(Chart and figure data)
★ ★ ★ ★ ★ ★ ★

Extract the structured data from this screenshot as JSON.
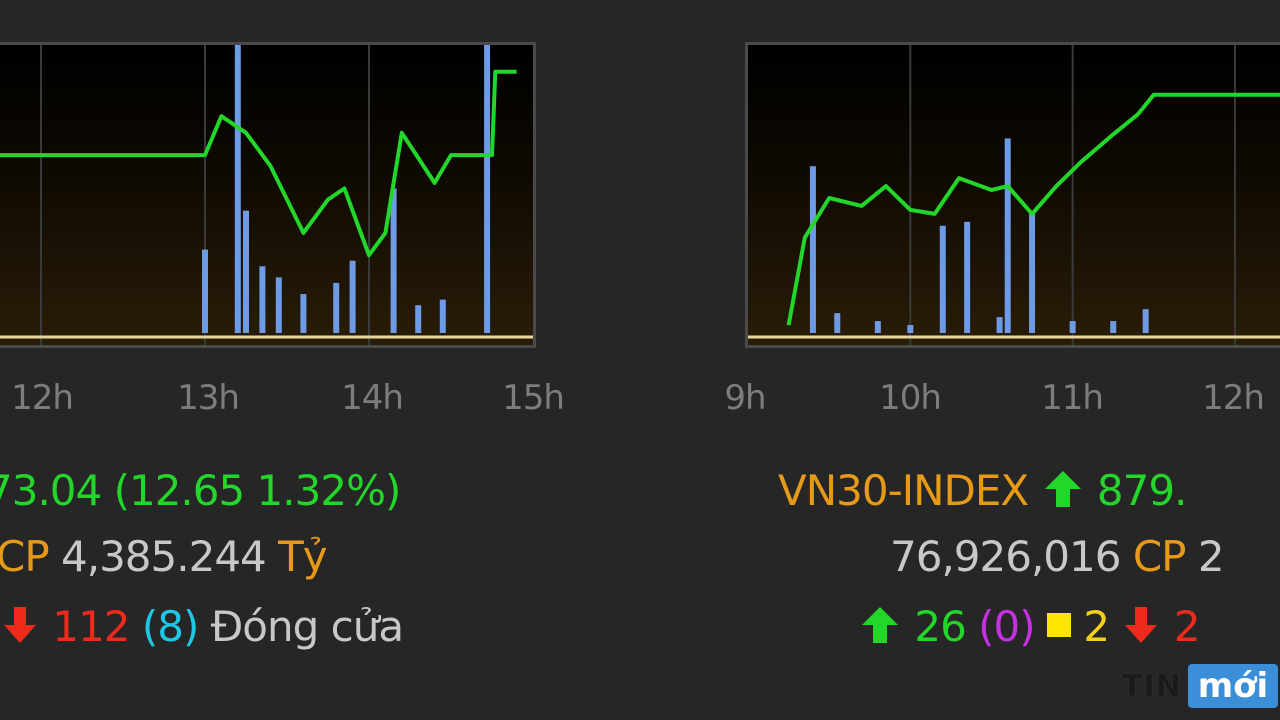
{
  "chart_data": [
    {
      "type": "line",
      "title": "",
      "series": [
        {
          "name": "index",
          "color": "#22d62a",
          "x": [
            11.0,
            12.0,
            13.0,
            13.1,
            13.25,
            13.4,
            13.6,
            13.75,
            13.85,
            14.0,
            14.1,
            14.2,
            14.4,
            14.5,
            14.6,
            14.75,
            14.77,
            14.9
          ],
          "values": [
            3.2,
            3.2,
            3.2,
            3.9,
            3.6,
            3.0,
            1.8,
            2.4,
            2.6,
            1.4,
            1.8,
            3.6,
            2.7,
            3.2,
            3.2,
            3.2,
            4.7,
            4.7
          ]
        },
        {
          "name": "volume",
          "color": "#6d9be6",
          "x": [
            13.0,
            13.2,
            13.25,
            13.35,
            13.45,
            13.6,
            13.8,
            13.9,
            14.15,
            14.3,
            14.45,
            14.72
          ],
          "values": [
            1.5,
            5.3,
            2.2,
            1.2,
            1.0,
            0.7,
            0.9,
            1.3,
            2.6,
            0.5,
            0.6,
            7.6
          ]
        }
      ],
      "xlim": [
        11.75,
        15.0
      ],
      "ylim": [
        0,
        5
      ],
      "x_tick_labels": [
        "12h",
        "13h",
        "14h",
        "15h"
      ]
    },
    {
      "type": "line",
      "title": "",
      "series": [
        {
          "name": "index",
          "color": "#22d62a",
          "x": [
            9.25,
            9.35,
            9.5,
            9.7,
            9.85,
            10.0,
            10.15,
            10.3,
            10.5,
            10.6,
            10.75,
            10.9,
            11.05,
            11.25,
            11.4,
            11.5,
            12.0,
            12.45
          ],
          "values": [
            0.2,
            2.4,
            3.4,
            3.2,
            3.7,
            3.1,
            3.0,
            3.9,
            3.6,
            3.7,
            3.0,
            3.7,
            4.3,
            5.0,
            5.5,
            6.0,
            6.0,
            6.0
          ]
        },
        {
          "name": "volume",
          "color": "#6d9be6",
          "x": [
            9.4,
            9.55,
            9.8,
            10.0,
            10.2,
            10.35,
            10.55,
            10.6,
            10.75,
            11.0,
            11.25,
            11.45
          ],
          "values": [
            4.2,
            0.5,
            0.3,
            0.2,
            2.7,
            2.8,
            0.4,
            4.9,
            3.0,
            0.3,
            0.3,
            0.6
          ]
        }
      ],
      "xlim": [
        9.0,
        12.45
      ],
      "ylim": [
        0,
        7
      ],
      "x_tick_labels": [
        "9h",
        "10h",
        "11h",
        "12h"
      ]
    }
  ],
  "left": {
    "value_change": "73.04 (12.65 1.32%)",
    "cp_label": "CP",
    "value_traded": "4,385.244",
    "currency": "Tỷ",
    "down_count": "112",
    "ceiling_count": "(8)",
    "status": "Đóng cửa"
  },
  "right": {
    "index_name": "VN30-INDEX",
    "index_value": "879.",
    "volume": "76,926,016",
    "cp_label": "CP",
    "value_prefix": "2",
    "up_count": "26",
    "ceiling_count": "(0)",
    "unchanged_count": "2",
    "down_count": "2"
  },
  "watermark": {
    "part_a": "TIN",
    "part_b": "mới"
  },
  "icons": {
    "up": "arrow-up-icon",
    "down": "arrow-down-icon",
    "unchanged": "square-icon"
  },
  "colors": {
    "up": "#22d62a",
    "down": "#ee2a1a",
    "label": "#e69a17",
    "ceiling": "#1fc7e6",
    "floor": "#c431e0",
    "ref": "#f4d11a",
    "volume": "#6d9be6"
  }
}
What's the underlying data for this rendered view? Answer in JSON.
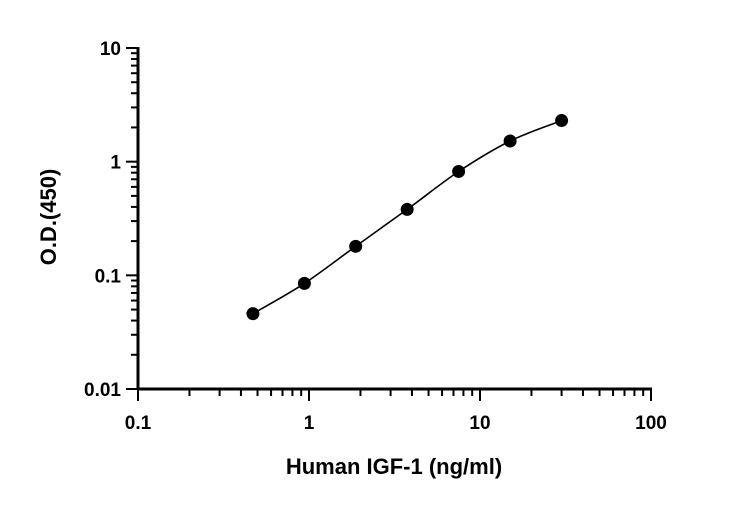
{
  "chart_data": {
    "type": "scatter",
    "xlabel": "Human IGF-1 (ng/ml)",
    "ylabel": "O.D.(450)",
    "x_scale": "log",
    "y_scale": "log",
    "xlim": [
      0.1,
      100
    ],
    "ylim": [
      0.01,
      10
    ],
    "x_ticks": [
      "0.1",
      "1",
      "10",
      "100"
    ],
    "y_ticks": [
      "0.01",
      "0.1",
      "1",
      "10"
    ],
    "grid": false,
    "series": [
      {
        "x": [
          0.47,
          0.94,
          1.875,
          3.75,
          7.5,
          15,
          30
        ],
        "y": [
          0.046,
          0.085,
          0.18,
          0.38,
          0.82,
          1.52,
          2.3
        ],
        "marker": "filled-circle",
        "color": "#000000",
        "fit_curve": true
      }
    ]
  }
}
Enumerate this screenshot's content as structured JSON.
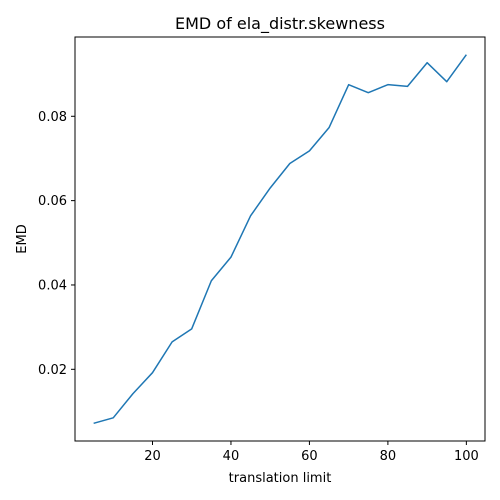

★ ★ ★ ★ ★ ★ ★

DIRECTIONS FOR THIS TASK: Repeat all of the records verbatim, leaving out the pictures.

COMPLETED TASK:
Extract the structured data from this screenshot as JSON.
{
  "chart_data": [
    {
      "type": "line",
      "title": "",
      "series": [
        {
          "name": "index",
          "color": "#22d62a",
          "x": [
            11.0,
            12.0,
            13.0,
            13.1,
            13.25,
            13.4,
            13.6,
            13.75,
            13.85,
            14.0,
            14.1,
            14.2,
            14.4,
            14.5,
            14.6,
            14.75,
            14.77,
            14.9
          ],
          "values": [
            3.2,
            3.2,
            3.2,
            3.9,
            3.6,
            3.0,
            1.8,
            2.4,
            2.6,
            1.4,
            1.8,
            3.6,
            2.7,
            3.2,
            3.2,
            3.2,
            4.7,
            4.7
          ]
        },
        {
          "name": "volume",
          "color": "#6d9be6",
          "x": [
            13.0,
            13.2,
            13.25,
            13.35,
            13.45,
            13.6,
            13.8,
            13.9,
            14.15,
            14.3,
            14.45,
            14.72
          ],
          "values": [
            1.5,
            5.3,
            2.2,
            1.2,
            1.0,
            0.7,
            0.9,
            1.3,
            2.6,
            0.5,
            0.6,
            7.6
          ]
        }
      ],
      "xlim": [
        11.75,
        15.0
      ],
      "ylim": [
        0,
        5
      ],
      "x_tick_labels": [
        "12h",
        "13h",
        "14h",
        "15h"
      ]
    },
    {
      "type": "line",
      "title": "",
      "series": [
        {
          "name": "index",
          "color": "#22d62a",
          "x": [
            9.25,
            9.35,
            9.5,
            9.7,
            9.85,
            10.0,
            10.15,
            10.3,
            10.5,
            10.6,
            10.75,
            10.9,
            11.05,
            11.25,
            11.4,
            11.5,
            12.0,
            12.45
          ],
          "values": [
            0.2,
            2.4,
            3.4,
            3.2,
            3.7,
            3.1,
            3.0,
            3.9,
            3.6,
            3.7,
            3.0,
            3.7,
            4.3,
            5.0,
            5.5,
            6.0,
            6.0,
            6.0
          ]
        },
        {
          "name": "volume",
          "color": "#6d9be6",
          "x": [
            9.4,
            9.55,
            9.8,
            10.0,
            10.2,
            10.35,
            10.55,
            10.6,
            10.75,
            11.0,
            11.25,
            11.45
          ],
          "values": [
            4.2,
            0.5,
            0.3,
            0.2,
            2.7,
            2.8,
            0.4,
            4.9,
            3.0,
            0.3,
            0.3,
            0.6
          ]
        }
      ],
      "xlim": [
        9.0,
        12.45
      ],
      "ylim": [
        0,
        7
      ],
      "x_tick_labels": [
        "9h",
        "10h",
        "11h",
        "12h"
      ]
    }
  ],
  "left": {
    "value_change": "73.04 (12.65 1.32%)",
    "cp_label": "CP",
    "value_traded": "4,385.244",
    "currency": "Tỷ",
    "down_count": "112",
    "ceiling_count": "(8)",
    "status": "Đóng cửa"
  },
  "right": {
    "index_name": "VN30-INDEX",
    "index_value": "879.",
    "volume": "76,926,016",
    "cp_label": "CP",
    "value_prefix": "2",
    "up_count": "26",
    "ceiling_count": "(0)",
    "unchanged_count": "2",
    "down_count": "2"
  },
  "watermark": {
    "part_a": "TIN",
    "part_b": "mới"
  },
  "icons": {
    "up": "arrow-up-icon",
    "down": "arrow-down-icon",
    "unchanged": "square-icon"
  },
  "colors": {
    "up": "#22d62a",
    "down": "#ee2a1a",
    "label": "#e69a17",
    "ceiling": "#1fc7e6",
    "floor": "#c431e0",
    "ref": "#f4d11a",
    "volume": "#6d9be6"
  }
}
What's the underlying data for this rendered view? Answer in JSON.
{
  "chart_data": {
    "type": "scatter",
    "xlabel": "Human IGF-1 (ng/ml)",
    "ylabel": "O.D.(450)",
    "x_scale": "log",
    "y_scale": "log",
    "xlim": [
      0.1,
      100
    ],
    "ylim": [
      0.01,
      10
    ],
    "x_ticks": [
      "0.1",
      "1",
      "10",
      "100"
    ],
    "y_ticks": [
      "0.01",
      "0.1",
      "1",
      "10"
    ],
    "grid": false,
    "series": [
      {
        "x": [
          0.47,
          0.94,
          1.875,
          3.75,
          7.5,
          15,
          30
        ],
        "y": [
          0.046,
          0.085,
          0.18,
          0.38,
          0.82,
          1.52,
          2.3
        ],
        "marker": "filled-circle",
        "color": "#000000",
        "fit_curve": true
      }
    ]
  }
}
Enumerate this screenshot's content as structured JSON.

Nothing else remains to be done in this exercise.